Provide an exact transcription of all the records.
* begin RECORDS FOR THE EXERCISE *
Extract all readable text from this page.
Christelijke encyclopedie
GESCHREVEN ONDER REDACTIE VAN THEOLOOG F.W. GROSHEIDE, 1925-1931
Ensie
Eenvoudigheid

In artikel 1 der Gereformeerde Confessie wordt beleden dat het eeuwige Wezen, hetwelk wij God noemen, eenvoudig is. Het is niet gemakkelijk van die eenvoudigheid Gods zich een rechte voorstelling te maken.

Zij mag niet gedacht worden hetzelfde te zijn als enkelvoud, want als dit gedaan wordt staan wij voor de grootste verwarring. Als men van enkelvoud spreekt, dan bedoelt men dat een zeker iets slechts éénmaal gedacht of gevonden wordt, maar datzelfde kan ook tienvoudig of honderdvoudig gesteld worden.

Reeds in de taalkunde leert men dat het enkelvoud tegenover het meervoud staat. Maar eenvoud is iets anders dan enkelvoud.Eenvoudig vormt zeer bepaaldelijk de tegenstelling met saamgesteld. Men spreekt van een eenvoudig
* end RECORDS FOR THE EXERCISE *
EXERCISE RESPONSE:
Extract all readable text from this page.
Christelijke encyclopedie
GESCHREVEN ONDER REDACTIE VAN THEOLOOG F.W. GROSHEIDE, 1925-1931
Ensie
Eenvoudigheid

In artikel 1 der Gereformeerde Confessie wordt beleden dat het eeuwige Wezen, hetwelk wij God noemen, eenvoudig is. Het is niet gemakkelijk van die eenvoudigheid Gods zich een rechte voorstelling te maken.

Zij mag niet gedacht worden hetzelfde te zijn als enkelvoud, want als dit gedaan wordt staan wij voor de grootste verwarring. Als men van enkelvoud spreekt, dan bedoelt men dat een zeker iets slechts éénmaal gedacht of gevonden wordt, maar datzelfde kan ook tienvoudig of honderdvoudig gesteld worden.

Reeds in de taalkunde leert men dat het enkelvoud tegenover het meervoud staat. Maar eenvoud is iets anders dan enkelvoud.Eenvoudig vormt zeer bepaaldelijk de tegenstelling met saamgesteld. Men spreekt van een eenvoudig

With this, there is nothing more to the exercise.